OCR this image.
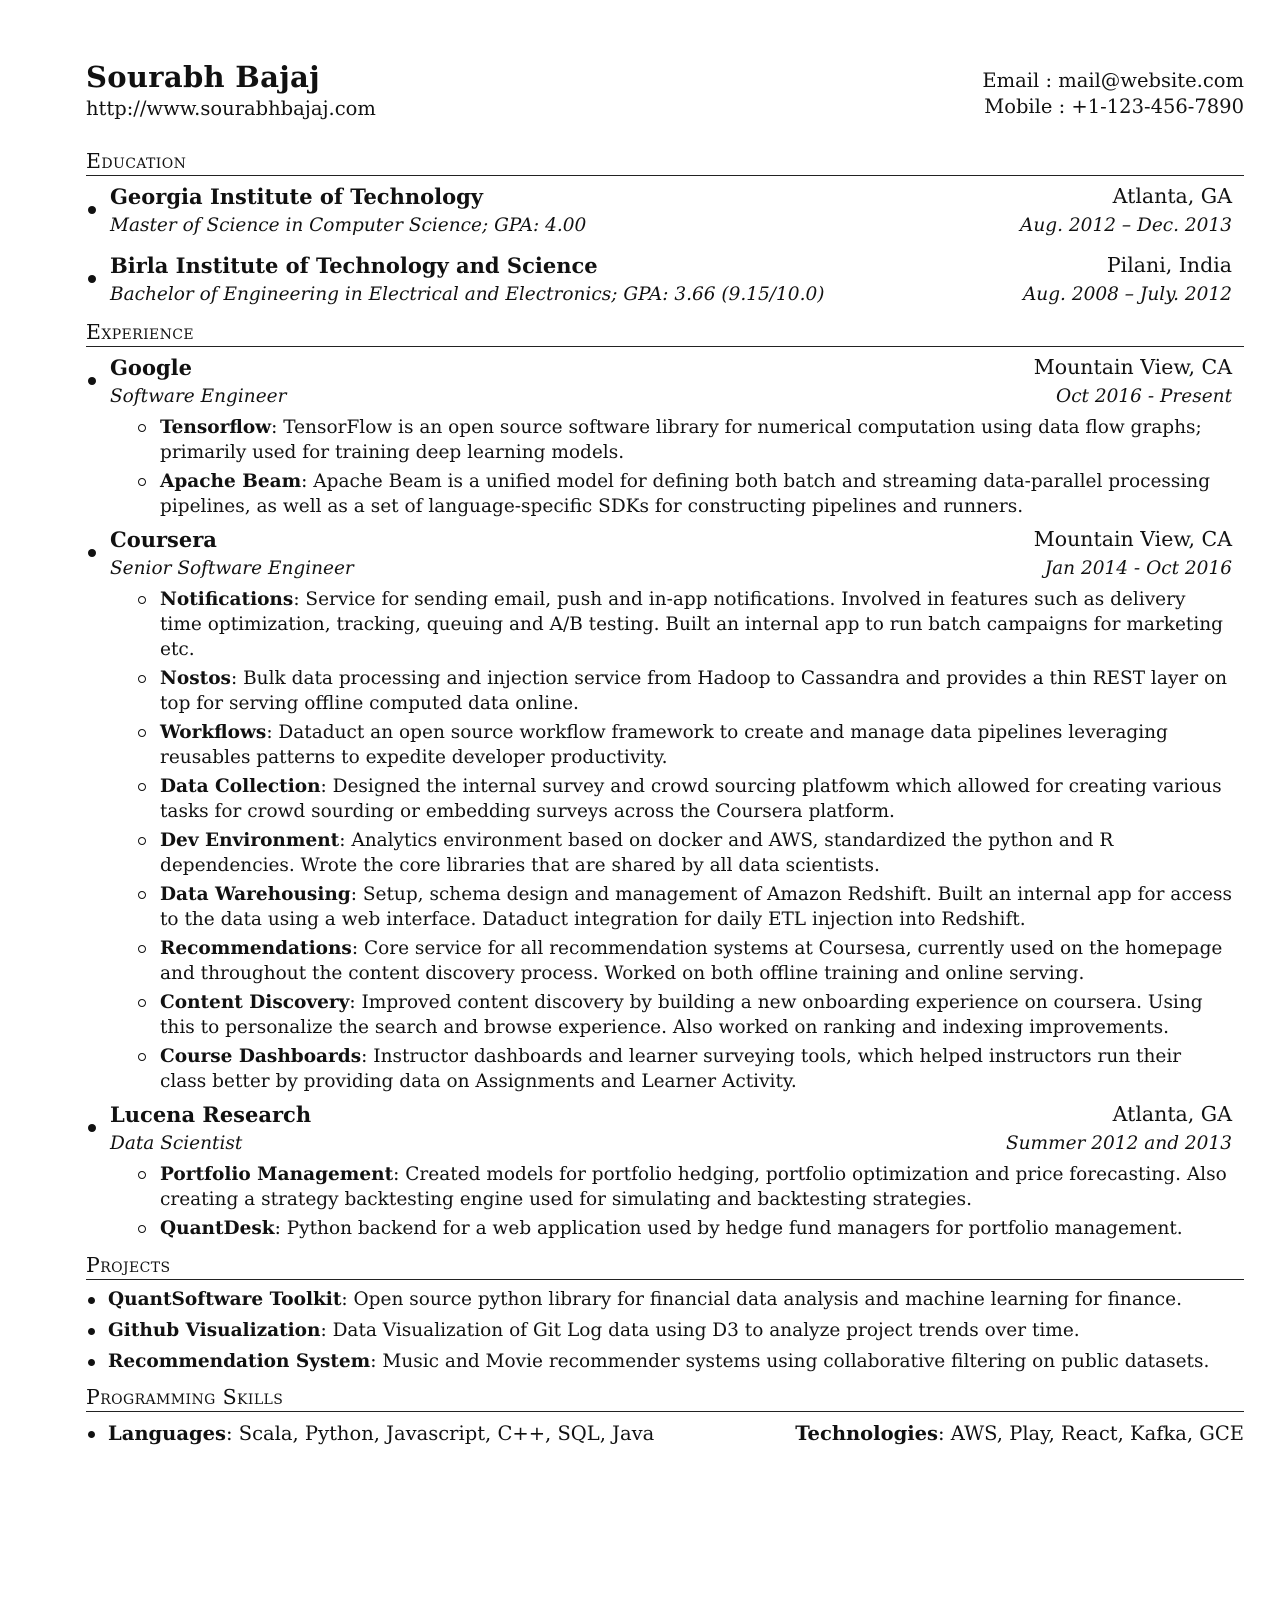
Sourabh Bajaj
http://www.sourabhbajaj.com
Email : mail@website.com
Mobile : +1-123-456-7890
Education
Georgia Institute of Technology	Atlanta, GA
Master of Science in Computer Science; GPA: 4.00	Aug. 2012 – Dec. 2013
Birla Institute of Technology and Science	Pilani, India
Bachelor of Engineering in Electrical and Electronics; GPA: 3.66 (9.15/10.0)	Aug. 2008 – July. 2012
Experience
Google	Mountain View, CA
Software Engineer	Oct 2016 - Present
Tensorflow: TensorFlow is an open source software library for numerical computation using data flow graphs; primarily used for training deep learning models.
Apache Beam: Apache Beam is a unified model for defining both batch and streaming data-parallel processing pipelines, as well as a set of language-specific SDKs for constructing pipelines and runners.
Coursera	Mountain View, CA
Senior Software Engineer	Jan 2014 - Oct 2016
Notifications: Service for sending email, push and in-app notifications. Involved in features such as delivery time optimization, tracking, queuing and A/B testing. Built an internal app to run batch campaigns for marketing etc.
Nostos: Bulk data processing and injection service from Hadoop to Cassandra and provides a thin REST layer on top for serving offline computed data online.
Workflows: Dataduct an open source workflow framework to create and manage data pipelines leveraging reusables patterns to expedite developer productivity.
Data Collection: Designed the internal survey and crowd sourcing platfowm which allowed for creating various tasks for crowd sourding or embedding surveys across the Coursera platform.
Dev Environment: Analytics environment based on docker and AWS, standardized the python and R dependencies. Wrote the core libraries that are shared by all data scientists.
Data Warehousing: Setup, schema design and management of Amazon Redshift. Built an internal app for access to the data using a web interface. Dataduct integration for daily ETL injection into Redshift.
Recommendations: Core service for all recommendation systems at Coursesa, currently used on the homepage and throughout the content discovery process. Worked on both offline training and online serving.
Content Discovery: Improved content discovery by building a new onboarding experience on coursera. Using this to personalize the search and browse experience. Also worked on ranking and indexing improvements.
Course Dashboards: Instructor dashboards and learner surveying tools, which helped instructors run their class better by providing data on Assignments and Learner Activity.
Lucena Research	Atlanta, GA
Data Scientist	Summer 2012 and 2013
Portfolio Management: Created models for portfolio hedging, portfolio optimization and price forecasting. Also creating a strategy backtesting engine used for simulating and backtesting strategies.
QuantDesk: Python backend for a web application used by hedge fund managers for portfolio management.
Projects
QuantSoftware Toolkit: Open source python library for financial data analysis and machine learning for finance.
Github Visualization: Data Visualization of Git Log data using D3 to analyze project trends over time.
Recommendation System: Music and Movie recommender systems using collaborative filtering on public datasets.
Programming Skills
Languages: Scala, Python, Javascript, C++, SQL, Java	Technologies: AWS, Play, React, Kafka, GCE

....................

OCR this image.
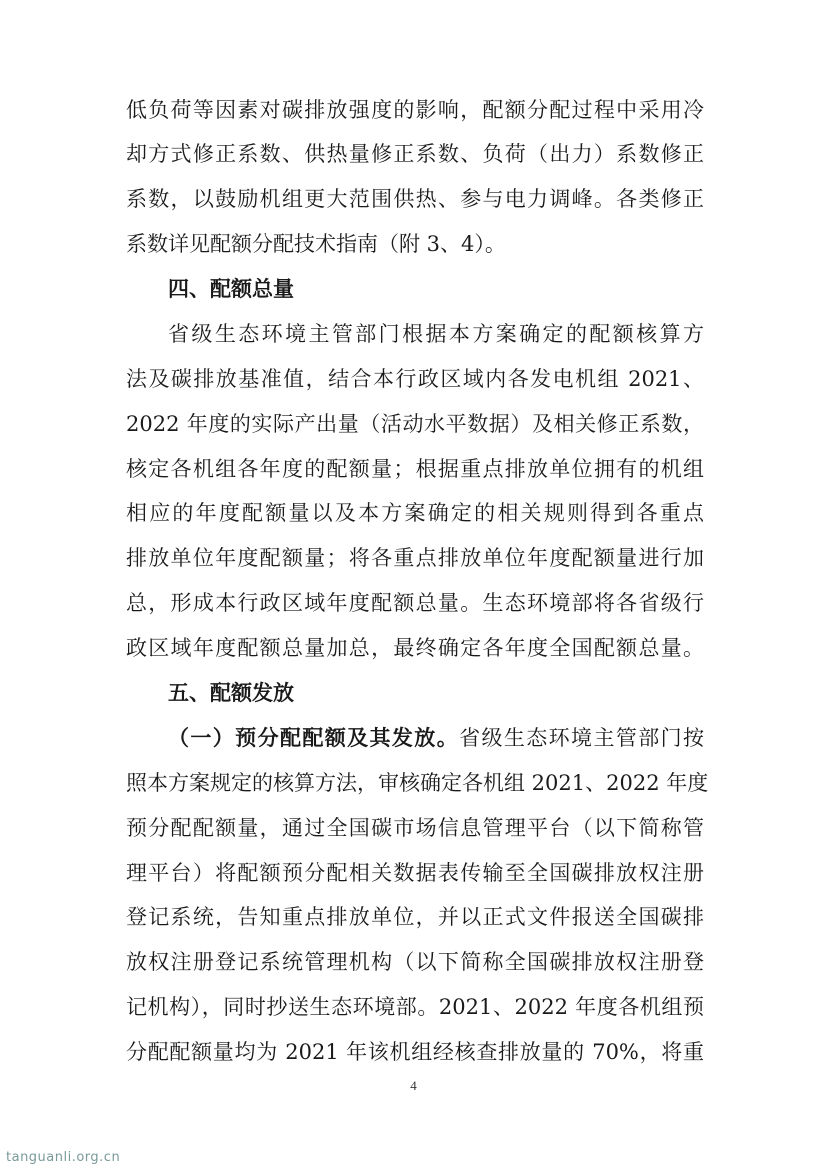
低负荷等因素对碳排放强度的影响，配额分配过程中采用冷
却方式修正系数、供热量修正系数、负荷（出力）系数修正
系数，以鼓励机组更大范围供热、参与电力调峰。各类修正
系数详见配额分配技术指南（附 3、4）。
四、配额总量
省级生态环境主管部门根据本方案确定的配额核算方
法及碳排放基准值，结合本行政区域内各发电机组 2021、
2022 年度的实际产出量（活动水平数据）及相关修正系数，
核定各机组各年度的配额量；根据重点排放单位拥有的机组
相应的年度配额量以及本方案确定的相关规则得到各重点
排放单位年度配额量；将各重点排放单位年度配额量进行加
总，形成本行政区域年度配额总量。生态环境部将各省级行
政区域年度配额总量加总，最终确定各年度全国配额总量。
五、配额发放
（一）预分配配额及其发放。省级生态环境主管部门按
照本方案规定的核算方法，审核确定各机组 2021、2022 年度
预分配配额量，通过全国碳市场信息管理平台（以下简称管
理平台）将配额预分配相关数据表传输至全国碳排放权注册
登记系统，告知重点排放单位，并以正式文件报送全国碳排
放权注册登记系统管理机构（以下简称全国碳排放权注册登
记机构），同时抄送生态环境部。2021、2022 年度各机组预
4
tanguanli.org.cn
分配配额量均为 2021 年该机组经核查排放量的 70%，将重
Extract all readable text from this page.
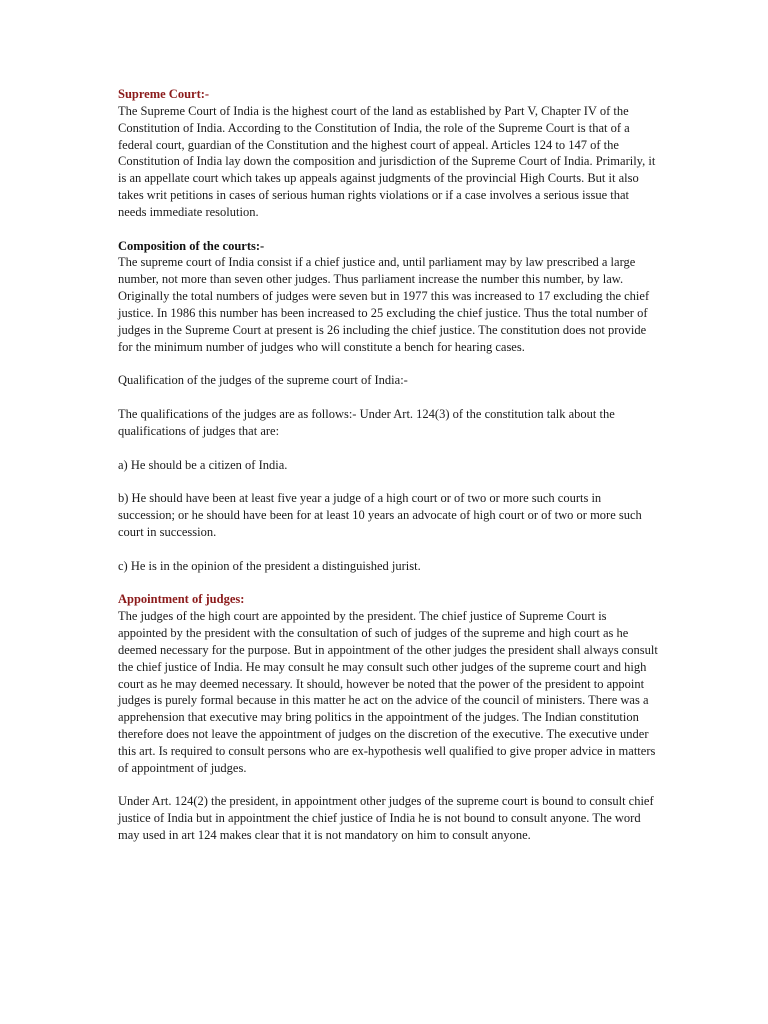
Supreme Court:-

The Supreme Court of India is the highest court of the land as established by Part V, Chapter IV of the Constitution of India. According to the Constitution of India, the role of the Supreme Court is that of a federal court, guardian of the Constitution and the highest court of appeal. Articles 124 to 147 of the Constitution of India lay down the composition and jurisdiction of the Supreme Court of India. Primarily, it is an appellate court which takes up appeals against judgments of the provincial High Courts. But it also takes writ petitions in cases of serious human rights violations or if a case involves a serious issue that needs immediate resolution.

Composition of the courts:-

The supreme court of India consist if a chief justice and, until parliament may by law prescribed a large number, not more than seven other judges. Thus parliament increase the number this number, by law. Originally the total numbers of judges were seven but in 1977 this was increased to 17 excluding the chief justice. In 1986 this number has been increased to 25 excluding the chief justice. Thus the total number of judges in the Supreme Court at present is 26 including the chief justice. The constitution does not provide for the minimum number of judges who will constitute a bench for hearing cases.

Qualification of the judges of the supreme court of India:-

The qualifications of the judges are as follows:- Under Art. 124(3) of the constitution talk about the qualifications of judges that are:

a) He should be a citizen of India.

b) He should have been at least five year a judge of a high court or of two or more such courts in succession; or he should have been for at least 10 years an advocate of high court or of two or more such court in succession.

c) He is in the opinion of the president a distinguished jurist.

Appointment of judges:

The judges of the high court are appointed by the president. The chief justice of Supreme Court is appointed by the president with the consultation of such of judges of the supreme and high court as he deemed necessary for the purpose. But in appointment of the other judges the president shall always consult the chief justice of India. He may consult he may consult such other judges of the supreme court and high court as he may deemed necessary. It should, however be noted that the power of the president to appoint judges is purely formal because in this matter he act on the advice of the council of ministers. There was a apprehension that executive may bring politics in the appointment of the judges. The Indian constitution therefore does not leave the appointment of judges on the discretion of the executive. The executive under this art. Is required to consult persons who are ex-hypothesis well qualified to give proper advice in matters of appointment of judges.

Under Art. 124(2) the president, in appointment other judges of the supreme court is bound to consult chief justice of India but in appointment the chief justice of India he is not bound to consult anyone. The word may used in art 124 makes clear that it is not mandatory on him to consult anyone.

....................

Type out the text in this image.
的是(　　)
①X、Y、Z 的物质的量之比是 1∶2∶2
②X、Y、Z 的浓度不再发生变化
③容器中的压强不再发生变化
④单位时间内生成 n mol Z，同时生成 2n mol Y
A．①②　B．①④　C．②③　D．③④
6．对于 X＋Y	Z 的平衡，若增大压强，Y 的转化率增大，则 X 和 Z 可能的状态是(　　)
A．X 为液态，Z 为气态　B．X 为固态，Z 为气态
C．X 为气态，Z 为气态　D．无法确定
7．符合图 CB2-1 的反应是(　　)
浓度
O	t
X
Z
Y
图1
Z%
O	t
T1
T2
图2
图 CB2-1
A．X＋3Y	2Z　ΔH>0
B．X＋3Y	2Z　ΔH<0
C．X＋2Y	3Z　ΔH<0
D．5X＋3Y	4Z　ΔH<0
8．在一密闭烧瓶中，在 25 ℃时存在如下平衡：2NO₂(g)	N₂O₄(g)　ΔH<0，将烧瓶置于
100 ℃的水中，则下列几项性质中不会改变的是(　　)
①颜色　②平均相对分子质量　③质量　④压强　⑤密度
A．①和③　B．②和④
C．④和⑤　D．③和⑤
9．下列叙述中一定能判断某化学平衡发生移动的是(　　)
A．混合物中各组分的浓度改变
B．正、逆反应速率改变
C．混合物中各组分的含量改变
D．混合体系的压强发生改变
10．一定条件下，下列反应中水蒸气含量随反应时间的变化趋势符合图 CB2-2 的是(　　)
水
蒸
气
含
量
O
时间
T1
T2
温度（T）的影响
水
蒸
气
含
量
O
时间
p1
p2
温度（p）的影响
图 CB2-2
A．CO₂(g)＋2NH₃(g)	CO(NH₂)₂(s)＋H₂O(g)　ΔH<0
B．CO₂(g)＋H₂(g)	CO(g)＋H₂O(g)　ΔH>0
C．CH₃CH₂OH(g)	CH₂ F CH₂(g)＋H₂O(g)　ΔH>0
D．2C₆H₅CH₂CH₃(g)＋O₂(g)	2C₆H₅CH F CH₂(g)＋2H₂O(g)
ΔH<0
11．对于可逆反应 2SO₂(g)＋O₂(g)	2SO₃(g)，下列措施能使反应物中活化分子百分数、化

....................

- DIRECTIONS FOR THIS TASK
Gather up every line in the data above that contains the word "batch", copying each one.

- REPLY
Apache Beam: Apache Beam is a unified model for defining both batch and streaming data-parallel processing pipelines, as well as a set of language-specific SDKs for constructing pipelines and runners.
Notifications: Service for sending email, push and in-app notifications. Involved in features such as delivery time optimization, tracking, queuing and A/B testing. Built an internal app to run batch campaigns for marketing etc.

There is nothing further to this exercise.